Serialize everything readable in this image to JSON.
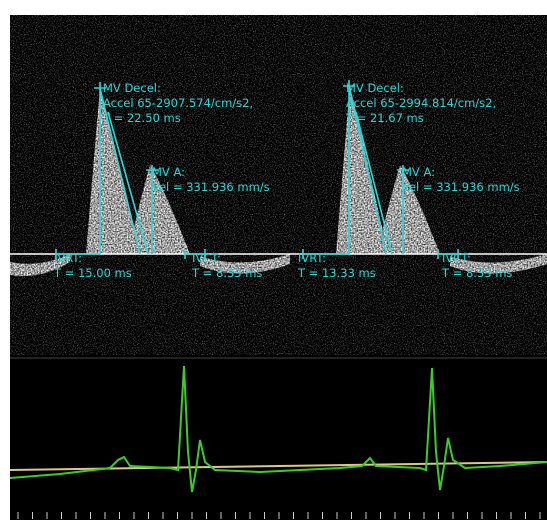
{
  "cycles": [
    {
      "decel": {
        "title": "MV Decel:",
        "accel": "Accel 65-2907.574/cm/s2,",
        "time": "T = 22.50 ms"
      },
      "a": {
        "title": "MV A:",
        "vel": "Vel = 331.936 mm/s"
      },
      "ivrt": {
        "title": "IVRT:",
        "time": "T = 15.00 ms"
      },
      "ivct": {
        "title": "IVCT:",
        "time": "T = 8.33 ms"
      }
    },
    {
      "decel": {
        "title": "MV Decel:",
        "accel": "Accel 65-2994.814/cm/s2,",
        "time": "T = 21.67 ms"
      },
      "a": {
        "title": "MV A:",
        "vel": "Vel = 331.936 mm/s"
      },
      "ivrt": {
        "title": "IVRT:",
        "time": "T = 13.33 ms"
      },
      "ivct": {
        "title": "IVCT:",
        "time": "T = 8.33 ms"
      }
    }
  ]
}
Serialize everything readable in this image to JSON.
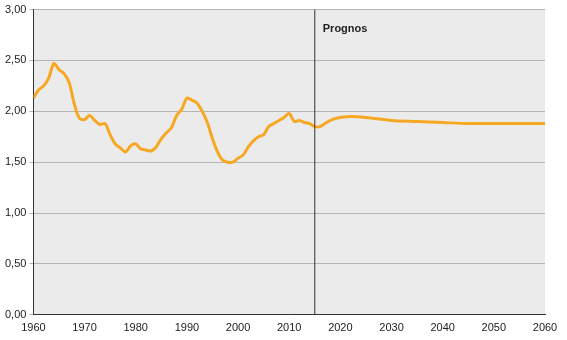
{
  "chart_data": {
    "type": "line",
    "x": [
      1960,
      1961,
      1962,
      1963,
      1964,
      1965,
      1966,
      1967,
      1968,
      1969,
      1970,
      1971,
      1972,
      1973,
      1974,
      1975,
      1976,
      1977,
      1978,
      1979,
      1980,
      1981,
      1982,
      1983,
      1984,
      1985,
      1986,
      1987,
      1988,
      1989,
      1990,
      1991,
      1992,
      1993,
      1994,
      1995,
      1996,
      1997,
      1998,
      1999,
      2000,
      2001,
      2002,
      2003,
      2004,
      2005,
      2006,
      2007,
      2008,
      2009,
      2010,
      2011,
      2012,
      2013,
      2014,
      2015,
      2016,
      2017,
      2018,
      2019,
      2020,
      2022,
      2025,
      2030,
      2035,
      2040,
      2045,
      2050,
      2055,
      2060
    ],
    "series": [
      {
        "color": "#f7a823",
        "values": [
          2.13,
          2.21,
          2.25,
          2.33,
          2.47,
          2.41,
          2.37,
          2.28,
          2.07,
          1.93,
          1.92,
          1.96,
          1.91,
          1.87,
          1.88,
          1.77,
          1.68,
          1.64,
          1.6,
          1.66,
          1.68,
          1.63,
          1.62,
          1.61,
          1.65,
          1.73,
          1.79,
          1.84,
          1.96,
          2.02,
          2.13,
          2.11,
          2.08,
          2.0,
          1.89,
          1.73,
          1.6,
          1.52,
          1.5,
          1.5,
          1.54,
          1.57,
          1.65,
          1.71,
          1.75,
          1.77,
          1.85,
          1.88,
          1.91,
          1.94,
          1.98,
          1.9,
          1.91,
          1.89,
          1.88,
          1.85,
          1.85,
          1.88,
          1.91,
          1.93,
          1.94,
          1.95,
          1.94,
          1.91,
          1.9,
          1.89,
          1.88,
          1.88,
          1.88,
          1.88
        ]
      }
    ],
    "xlim": [
      1960,
      2060
    ],
    "xticks": [
      1960,
      1970,
      1980,
      1990,
      2000,
      2010,
      2020,
      2030,
      2040,
      2050,
      2060
    ],
    "ylim": [
      0,
      3
    ],
    "yticks": [
      {
        "value": 0,
        "label": "0,00"
      },
      {
        "value": 0.5,
        "label": "0,50"
      },
      {
        "value": 1,
        "label": "1,00"
      },
      {
        "value": 1.5,
        "label": "1,50"
      },
      {
        "value": 2,
        "label": "2,00"
      },
      {
        "value": 2.5,
        "label": "2,50"
      },
      {
        "value": 3,
        "label": "3,00"
      }
    ],
    "grid": true,
    "annotations": [
      {
        "x": 2015,
        "text": "Prognos"
      }
    ]
  }
}
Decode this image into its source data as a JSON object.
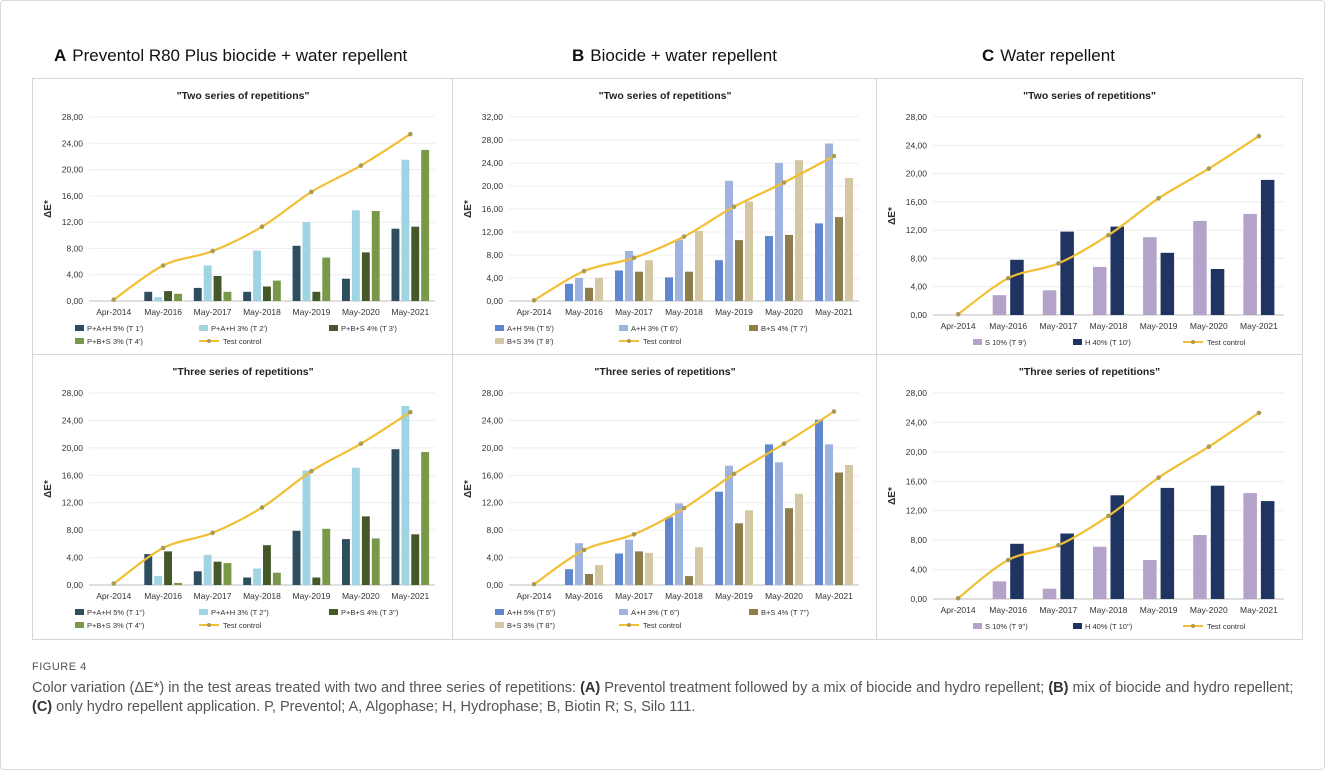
{
  "figure": {
    "titles": [
      {
        "letter": "A",
        "text": "Preventol R80 Plus biocide + water repellent"
      },
      {
        "letter": "B",
        "text": "Biocide + water repellent"
      },
      {
        "letter": "C",
        "text": "Water repellent"
      }
    ],
    "caption_label": "FIGURE 4",
    "caption_segments": [
      {
        "text": "Color variation (ΔE*) in the test areas treated with two and three series of repetitions: ",
        "bold": false
      },
      {
        "text": "(A)",
        "bold": true
      },
      {
        "text": " Preventol treatment followed by a mix of biocide and hydro repellent; ",
        "bold": false
      },
      {
        "text": "(B)",
        "bold": true
      },
      {
        "text": " mix of biocide and hydro repellent; ",
        "bold": false
      },
      {
        "text": "(C)",
        "bold": true
      },
      {
        "text": " only hydro repellent application. P, Preventol; A, Algophase; H, Hydrophase; B, Biotin R; S, Silo 111.",
        "bold": false
      }
    ]
  },
  "chart_data": [
    {
      "panel": "A",
      "row": "two",
      "type": "bar",
      "title": "\"Two series of repetitions\"",
      "ylabel": "ΔE*",
      "ylim": [
        0,
        28
      ],
      "yticks": [
        "0,00",
        "4,00",
        "8,00",
        "12,00",
        "16,00",
        "20,00",
        "24,00",
        "28,00"
      ],
      "categories": [
        "Apr-2014",
        "May-2016",
        "May-2017",
        "May-2018",
        "May-2019",
        "May-2020",
        "May-2021"
      ],
      "series": [
        {
          "name": "P+A+H 5% (T 1')",
          "color": "#2e4d5e",
          "values": [
            null,
            1.4,
            2.0,
            1.4,
            8.4,
            3.4,
            11.0
          ]
        },
        {
          "name": "P+A+H 3% (T 2')",
          "color": "#9fd4e2",
          "values": [
            null,
            0.6,
            5.4,
            7.7,
            12.0,
            13.8,
            21.5
          ]
        },
        {
          "name": "P+B+S 4% (T 3')",
          "color": "#44582a",
          "values": [
            null,
            1.5,
            3.8,
            2.2,
            1.4,
            7.4,
            11.3
          ]
        },
        {
          "name": "P+B+S 3% (T 4')",
          "color": "#79984a",
          "values": [
            null,
            1.1,
            1.4,
            3.1,
            6.6,
            13.7,
            23.0
          ]
        }
      ],
      "line": {
        "name": "Test control",
        "color": "#f2bf32",
        "values": [
          0.2,
          5.4,
          7.6,
          11.3,
          16.6,
          20.6,
          25.4
        ]
      }
    },
    {
      "panel": "B",
      "row": "two",
      "type": "bar",
      "title": "\"Two series of  repetitions\"",
      "ylabel": "ΔE*",
      "ylim": [
        0,
        32
      ],
      "yticks": [
        "0,00",
        "4,00",
        "8,00",
        "12,00",
        "16,00",
        "20,00",
        "24,00",
        "28,00",
        "32,00"
      ],
      "categories": [
        "Apr-2014",
        "May-2016",
        "May-2017",
        "May-2018",
        "May-2019",
        "May-2020",
        "May-2021"
      ],
      "series": [
        {
          "name": "A+H 5% (T 5')",
          "color": "#5f86cf",
          "values": [
            null,
            3.0,
            5.3,
            4.1,
            7.1,
            11.3,
            13.5
          ]
        },
        {
          "name": "A+H 3% (T 6')",
          "color": "#9eb4de",
          "values": [
            null,
            4.0,
            8.7,
            10.7,
            20.9,
            24.0,
            27.4
          ]
        },
        {
          "name": "B+S 4% (T 7')",
          "color": "#8d7e4c",
          "values": [
            null,
            2.3,
            5.1,
            5.1,
            10.6,
            11.5,
            14.6
          ]
        },
        {
          "name": "B+S 3% (T 8')",
          "color": "#d3c8a3",
          "values": [
            null,
            4.0,
            7.1,
            12.2,
            17.3,
            24.5,
            21.4
          ]
        }
      ],
      "line": {
        "name": "Test control",
        "color": "#f2bf32",
        "values": [
          0.1,
          5.2,
          7.5,
          11.2,
          16.4,
          20.6,
          25.2
        ]
      }
    },
    {
      "panel": "C",
      "row": "two",
      "type": "bar",
      "title": "\"Two series of repetitions\"",
      "ylabel": "ΔE*",
      "ylim": [
        0,
        28
      ],
      "yticks": [
        "0,00",
        "4,00",
        "8,00",
        "12,00",
        "16,00",
        "20,00",
        "24,00",
        "28,00"
      ],
      "categories": [
        "Apr-2014",
        "May-2016",
        "May-2017",
        "May-2018",
        "May-2019",
        "May-2020",
        "May-2021"
      ],
      "series": [
        {
          "name": "S 10% (T 9')",
          "color": "#b3a2c9",
          "values": [
            null,
            2.8,
            3.5,
            6.8,
            11.0,
            13.3,
            14.3
          ]
        },
        {
          "name": "H 40% (T 10')",
          "color": "#1f3461",
          "values": [
            null,
            7.8,
            11.8,
            12.5,
            8.8,
            6.5,
            19.1
          ]
        }
      ],
      "line": {
        "name": "Test control",
        "color": "#f2bf32",
        "values": [
          0.1,
          5.2,
          7.3,
          11.3,
          16.5,
          20.7,
          25.3
        ]
      }
    },
    {
      "panel": "A",
      "row": "three",
      "type": "bar",
      "title": "\"Three series of repetitions\"",
      "ylabel": "ΔE*",
      "ylim": [
        0,
        28
      ],
      "yticks": [
        "0,00",
        "4,00",
        "8,00",
        "12,00",
        "16,00",
        "20,00",
        "24,00",
        "28,00"
      ],
      "categories": [
        "Apr-2014",
        "May-2016",
        "May-2017",
        "May-2018",
        "May-2019",
        "May-2020",
        "May-2021"
      ],
      "series": [
        {
          "name": "P+A+H 5% (T 1'')",
          "color": "#2e4d5e",
          "values": [
            null,
            4.5,
            2.0,
            1.1,
            7.9,
            6.7,
            19.8
          ]
        },
        {
          "name": "P+A+H 3% (T 2'')",
          "color": "#9fd4e2",
          "values": [
            null,
            1.3,
            4.4,
            2.4,
            16.7,
            17.1,
            26.1
          ]
        },
        {
          "name": "P+B+S 4% (T 3'')",
          "color": "#44582a",
          "values": [
            null,
            4.9,
            3.4,
            5.8,
            1.1,
            10.0,
            7.4
          ]
        },
        {
          "name": "P+B+S 3% (T 4'')",
          "color": "#79984a",
          "values": [
            null,
            0.3,
            3.2,
            1.8,
            8.2,
            6.8,
            19.4
          ]
        }
      ],
      "line": {
        "name": "Test control",
        "color": "#f2bf32",
        "values": [
          0.2,
          5.4,
          7.6,
          11.3,
          16.6,
          20.6,
          25.2
        ]
      }
    },
    {
      "panel": "B",
      "row": "three",
      "type": "bar",
      "title": "\"Three series of repetitions\"",
      "ylabel": "ΔE*",
      "ylim": [
        0,
        28
      ],
      "yticks": [
        "0,00",
        "4,00",
        "8,00",
        "12,00",
        "16,00",
        "20,00",
        "24,00",
        "28,00"
      ],
      "categories": [
        "Apr-2014",
        "May-2016",
        "May-2017",
        "May-2018",
        "May-2019",
        "May-2020",
        "May-2021"
      ],
      "series": [
        {
          "name": "A+H 5% (T 5'')",
          "color": "#5f86cf",
          "values": [
            null,
            2.3,
            4.6,
            9.9,
            13.6,
            20.5,
            24.1
          ]
        },
        {
          "name": "A+H 3% (T 6'')",
          "color": "#9eb4de",
          "values": [
            null,
            6.1,
            6.6,
            11.9,
            17.4,
            17.9,
            20.5
          ]
        },
        {
          "name": "B+S 4% (T 7'')",
          "color": "#8d7e4c",
          "values": [
            null,
            1.6,
            4.9,
            1.3,
            9.0,
            11.2,
            16.4
          ]
        },
        {
          "name": "B+S 3% (T 8'')",
          "color": "#d3c8a3",
          "values": [
            null,
            2.9,
            4.7,
            5.5,
            10.9,
            13.3,
            17.5
          ]
        }
      ],
      "line": {
        "name": "Test control",
        "color": "#f2bf32",
        "values": [
          0.1,
          5.1,
          7.4,
          11.2,
          16.2,
          20.6,
          25.3
        ]
      }
    },
    {
      "panel": "C",
      "row": "three",
      "type": "bar",
      "title": "\"Three series of repetitions\"",
      "ylabel": "ΔE*",
      "ylim": [
        0,
        28
      ],
      "yticks": [
        "0,00",
        "4,00",
        "8,00",
        "12,00",
        "16,00",
        "20,00",
        "24,00",
        "28,00"
      ],
      "categories": [
        "Apr-2014",
        "May-2016",
        "May-2017",
        "May-2018",
        "May-2019",
        "May-2020",
        "May-2021"
      ],
      "series": [
        {
          "name": "S 10% (T 9'')",
          "color": "#b3a2c9",
          "values": [
            null,
            2.4,
            1.4,
            7.1,
            5.3,
            8.7,
            14.4
          ]
        },
        {
          "name": "H 40% (T 10'')",
          "color": "#1f3461",
          "values": [
            null,
            7.5,
            8.9,
            14.1,
            15.1,
            15.4,
            13.3
          ]
        }
      ],
      "line": {
        "name": "Test control",
        "color": "#f2bf32",
        "values": [
          0.1,
          5.3,
          7.3,
          11.3,
          16.5,
          20.7,
          25.3
        ]
      }
    }
  ]
}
◇ ◇ ◇ ◇ ◇
What the task requires →
Copy all lines of the listing above that contain the string "Accel".

Answer to the exercise →
        "accel": "Accel 65-2907.574/cm/s2,",
        "accel": "Accel 65-2994.814/cm/s2,",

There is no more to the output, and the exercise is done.